Copy each line of the material below that includes the string "ratio".

- [DATA FOR THE TASK]
## BEGIN

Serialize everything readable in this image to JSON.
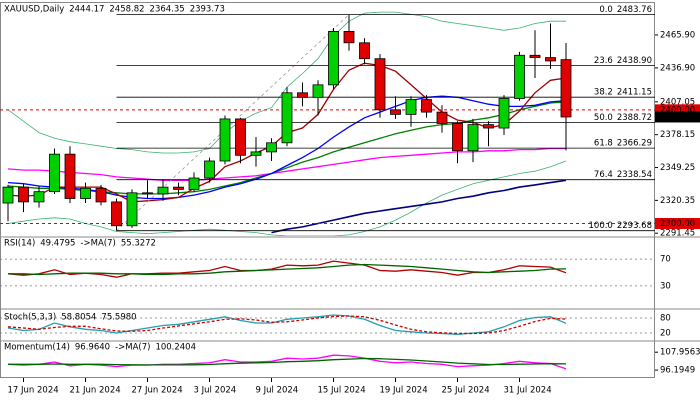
{
  "chart_data": [
    {
      "type": "candlestick",
      "title": "XAUUSD,Daily",
      "categories": [
        null,
        "17 Jun 2024",
        null,
        null,
        null,
        "21 Jun 2024",
        null,
        null,
        null,
        "27 Jun 2024",
        null,
        null,
        null,
        "3 Jul 2024",
        null,
        null,
        null,
        "9 Jul 2024",
        null,
        null,
        null,
        "15 Jul 2024",
        null,
        null,
        null,
        "19 Jul 2024",
        null,
        null,
        null,
        "25 Jul 2024",
        null,
        null,
        null,
        "31 Jul 2024",
        null,
        null,
        null
      ],
      "open": [
        2318,
        2332,
        2319,
        2328,
        2361,
        2322,
        2331,
        2319,
        2298,
        2327,
        2326,
        2332,
        2330,
        2340,
        2355,
        2392,
        2360,
        2363,
        2371,
        2415,
        2411,
        2422,
        2469,
        2459,
        2445,
        2400,
        2396,
        2409,
        2398,
        2388,
        2364,
        2387,
        2384,
        2410,
        2448,
        2446,
        2444.17
      ],
      "high": [
        2334,
        2335,
        2333,
        2366,
        2368,
        2336,
        2334,
        2322,
        2330,
        2338,
        2339,
        2336,
        2345,
        2358,
        2395,
        2393,
        2376,
        2375,
        2420,
        2424,
        2426,
        2472,
        2483.76,
        2463,
        2449,
        2412,
        2412,
        2413,
        2404,
        2390,
        2392,
        2390,
        2413,
        2451,
        2470,
        2476,
        2458.82
      ],
      "low": [
        2302,
        2310,
        2314,
        2326,
        2318,
        2318,
        2316,
        2293.68,
        2296,
        2322,
        2320,
        2325,
        2328,
        2336,
        2352,
        2353,
        2350,
        2355,
        2368,
        2403,
        2395,
        2418,
        2452,
        2440,
        2393,
        2392,
        2385,
        2393,
        2380,
        2353,
        2354,
        2368,
        2378,
        2408,
        2428,
        2436,
        2364.35
      ],
      "close": [
        2332,
        2319,
        2328,
        2361,
        2322,
        2331,
        2319,
        2298,
        2327,
        2326,
        2332,
        2330,
        2340,
        2355,
        2392,
        2360,
        2363,
        2371,
        2415,
        2411,
        2422,
        2469,
        2459,
        2445,
        2400,
        2396,
        2409,
        2398,
        2388,
        2364,
        2387,
        2384,
        2410,
        2448,
        2446,
        2443,
        2393.73
      ],
      "up_color": "#00d000",
      "down_color": "#e00000",
      "ylim": [
        2289,
        2494
      ],
      "yticks": [
        {
          "value": 2465.9,
          "label": "2465.90"
        },
        {
          "value": 2436.9,
          "label": "2436.90"
        },
        {
          "value": 2407.05,
          "label": "2407.05"
        },
        {
          "value": 2378.15,
          "label": "2378.15"
        },
        {
          "value": 2349.25,
          "label": "2349.25"
        },
        {
          "value": 2320.35,
          "label": "2320.35"
        },
        {
          "value": 2291.45,
          "label": "2291.45"
        }
      ],
      "series": [
        {
          "color": "#3cb371",
          "values": [
            2400,
            2390,
            2380,
            2375,
            2372,
            2370,
            2368,
            2366,
            2365,
            2363,
            2362,
            2362,
            2363,
            2366,
            2380,
            2390,
            2397,
            2402,
            2420,
            2432,
            2445,
            2465,
            2478,
            2485,
            2486,
            2486,
            2484,
            2482,
            2478,
            2476,
            2474,
            2472,
            2470,
            2472,
            2476,
            2478,
            2478
          ]
        },
        {
          "color": "#3cb371",
          "values": [
            2300,
            2302,
            2304,
            2305,
            2304,
            2300,
            2297,
            2293,
            2292,
            2291,
            2292,
            2293,
            2294,
            2295,
            2294,
            2293,
            2292,
            2290,
            2289,
            2289,
            2289,
            2289,
            2290,
            2293,
            2297,
            2303,
            2310,
            2318,
            2325,
            2330,
            2335,
            2338,
            2341,
            2344,
            2346,
            2350,
            2355
          ]
        },
        {
          "color": "#ff00ff",
          "values": [
            2348,
            2347,
            2347,
            2346,
            2345,
            2344,
            2343,
            2341,
            2340,
            2339,
            2338,
            2338,
            2338,
            2339,
            2340,
            2341,
            2342,
            2344,
            2346,
            2348,
            2350,
            2352,
            2354,
            2356,
            2358,
            2359,
            2360,
            2361,
            2362,
            2363,
            2363,
            2364,
            2364,
            2365,
            2365,
            2366,
            2366
          ]
        },
        {
          "color": "#000080",
          "values": [
            null,
            null,
            null,
            null,
            null,
            null,
            null,
            null,
            null,
            null,
            null,
            null,
            null,
            null,
            null,
            null,
            null,
            2292,
            2295,
            2297,
            2300,
            2303,
            2306,
            2309,
            2311,
            2313,
            2315,
            2317,
            2319,
            2322,
            2324,
            2327,
            2329,
            2332,
            2334,
            2336,
            2338
          ]
        },
        {
          "color": "#008000",
          "values": [
            2333,
            2332,
            2331,
            2331,
            2330,
            2329,
            2328,
            2327,
            2326,
            2326,
            2326,
            2327,
            2328,
            2330,
            2333,
            2336,
            2340,
            2344,
            2349,
            2354,
            2358,
            2363,
            2367,
            2371,
            2375,
            2379,
            2382,
            2385,
            2387,
            2388,
            2391,
            2393,
            2396,
            2400,
            2403,
            2406,
            2407
          ]
        },
        {
          "color": "#0000ff",
          "values": [
            2336,
            2335,
            2333,
            2332,
            2331,
            2330,
            2328,
            2325,
            2323,
            2322,
            2322,
            2323,
            2325,
            2328,
            2332,
            2335,
            2339,
            2344,
            2351,
            2358,
            2366,
            2376,
            2385,
            2393,
            2398,
            2403,
            2408,
            2411,
            2412,
            2411,
            2408,
            2405,
            2403,
            2403,
            2404,
            2407,
            2408
          ]
        },
        {
          "color": "#a00000",
          "values": [
            2325,
            2324,
            2325,
            2332,
            2332,
            2332,
            2332,
            2326,
            2319,
            2320,
            2321,
            2323,
            2331,
            2337,
            2350,
            2355,
            2362,
            2368,
            2380,
            2384,
            2396,
            2418,
            2435,
            2441,
            2439,
            2434,
            2422,
            2410,
            2398,
            2391,
            2389,
            2384,
            2387,
            2399,
            2415,
            2426,
            2428
          ]
        }
      ],
      "fib_levels": [
        {
          "ratio": "0.0",
          "price": 2483.76
        },
        {
          "ratio": "23.6",
          "price": 2438.9
        },
        {
          "ratio": "38.2",
          "price": 2411.15
        },
        {
          "ratio": "50.0",
          "price": 2388.72
        },
        {
          "ratio": "61.8",
          "price": 2366.29
        },
        {
          "ratio": "76.4",
          "price": 2338.54
        },
        {
          "ratio": "100.0",
          "price": 2293.68
        }
      ],
      "fib_price_labels": [
        "2483.76",
        "2438.90",
        "2411.15",
        "2388.72",
        "2366.29",
        "2338.54",
        "2293.68"
      ],
      "levels": [
        {
          "value": 2400,
          "label": "2400.00"
        },
        {
          "value": 2300,
          "label": "2300.00"
        }
      ],
      "level_color": "#e00000"
    },
    {
      "type": "indicator",
      "ylim": [
        0,
        100
      ],
      "yticks": [
        70,
        30
      ],
      "grid": true,
      "series": [
        {
          "name": "RSI(14)",
          "color": "#b00000",
          "values": [
            48,
            46,
            48,
            54,
            47,
            49,
            47,
            43,
            48,
            48,
            49,
            49,
            51,
            53,
            59,
            53,
            53,
            55,
            61,
            60,
            61,
            67,
            64,
            61,
            53,
            52,
            54,
            52,
            50,
            46,
            50,
            50,
            54,
            60,
            59,
            58,
            49.4795
          ]
        },
        {
          "name": "->MA(7)",
          "color": "#006400",
          "values": [
            48,
            48,
            47,
            48,
            49,
            49,
            49,
            48,
            48,
            47,
            47,
            48,
            48,
            49,
            51,
            52,
            53,
            54,
            55,
            56,
            57,
            59,
            61,
            62,
            61,
            60,
            59,
            57,
            55,
            53,
            51,
            50,
            51,
            52,
            53,
            55,
            55.3272
          ]
        }
      ]
    },
    {
      "type": "indicator",
      "ylim": [
        0,
        100
      ],
      "yticks": [
        80,
        20
      ],
      "grid": true,
      "series": [
        {
          "name": "Stoch(5,3,3)",
          "color": "#20a0b0",
          "values": [
            40,
            30,
            35,
            60,
            45,
            35,
            30,
            20,
            30,
            40,
            50,
            55,
            65,
            75,
            85,
            70,
            60,
            60,
            75,
            80,
            85,
            92,
            88,
            75,
            50,
            30,
            25,
            20,
            18,
            15,
            20,
            25,
            45,
            70,
            82,
            85,
            58.8054
          ]
        },
        {
          "color": "#d00000",
          "dashed": true,
          "values": [
            45,
            40,
            35,
            42,
            47,
            47,
            37,
            28,
            27,
            30,
            40,
            48,
            57,
            65,
            75,
            77,
            72,
            63,
            65,
            72,
            80,
            86,
            88,
            85,
            71,
            52,
            35,
            25,
            21,
            18,
            18,
            20,
            30,
            47,
            66,
            79,
            75.598
          ],
          "value_labels": [
            null,
            null,
            null,
            null,
            null,
            null,
            null,
            null,
            null,
            null,
            null,
            null,
            null,
            null,
            null,
            null,
            null,
            null,
            null,
            null,
            null,
            null,
            null,
            null,
            null,
            null,
            null,
            null,
            null,
            null,
            null,
            null,
            null,
            null,
            null,
            null,
            "75.5980"
          ]
        }
      ]
    },
    {
      "type": "indicator",
      "ylim": [
        91,
        114
      ],
      "yticks": [
        107.9563,
        96.1949
      ],
      "grid": false,
      "series": [
        {
          "name": "Momentum(14)",
          "color": "#ff00ff",
          "values": [
            100,
            99.5,
            100,
            101.5,
            99,
            100,
            99.5,
            98.5,
            99.5,
            99.5,
            100,
            100,
            100.5,
            101,
            103,
            101.5,
            101.5,
            102,
            104,
            103.5,
            104,
            106,
            105.5,
            104,
            102,
            101,
            101.5,
            100.5,
            100,
            98.5,
            99,
            99.5,
            100.5,
            102,
            101,
            100.5,
            96.964
          ],
          "value_labels": [
            null,
            null,
            null,
            null,
            null,
            null,
            null,
            null,
            null,
            null,
            null,
            null,
            null,
            null,
            null,
            null,
            null,
            null,
            null,
            null,
            null,
            null,
            null,
            null,
            null,
            null,
            null,
            null,
            null,
            null,
            null,
            null,
            null,
            null,
            null,
            null,
            "96.9640"
          ]
        },
        {
          "name": "->MA(7)",
          "color": "#006400",
          "values": [
            100,
            100,
            100,
            100.2,
            100,
            100,
            100,
            99.8,
            99.7,
            99.6,
            99.6,
            99.6,
            99.7,
            99.9,
            100.4,
            100.7,
            101,
            101.2,
            101.7,
            102,
            102.4,
            103,
            103.4,
            103.8,
            103.7,
            103.2,
            102.8,
            102.2,
            101.5,
            100.8,
            100.3,
            99.9,
            99.9,
            100.1,
            100.2,
            100.4,
            100.2404
          ]
        }
      ]
    }
  ]
}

## END

- [FINISHED EXERCISE]
          "ratio": "0.0",
          "ratio": "23.6",
          "ratio": "38.2",
          "ratio": "50.0",
          "ratio": "61.8",
          "ratio": "76.4",
          "ratio": "100.0",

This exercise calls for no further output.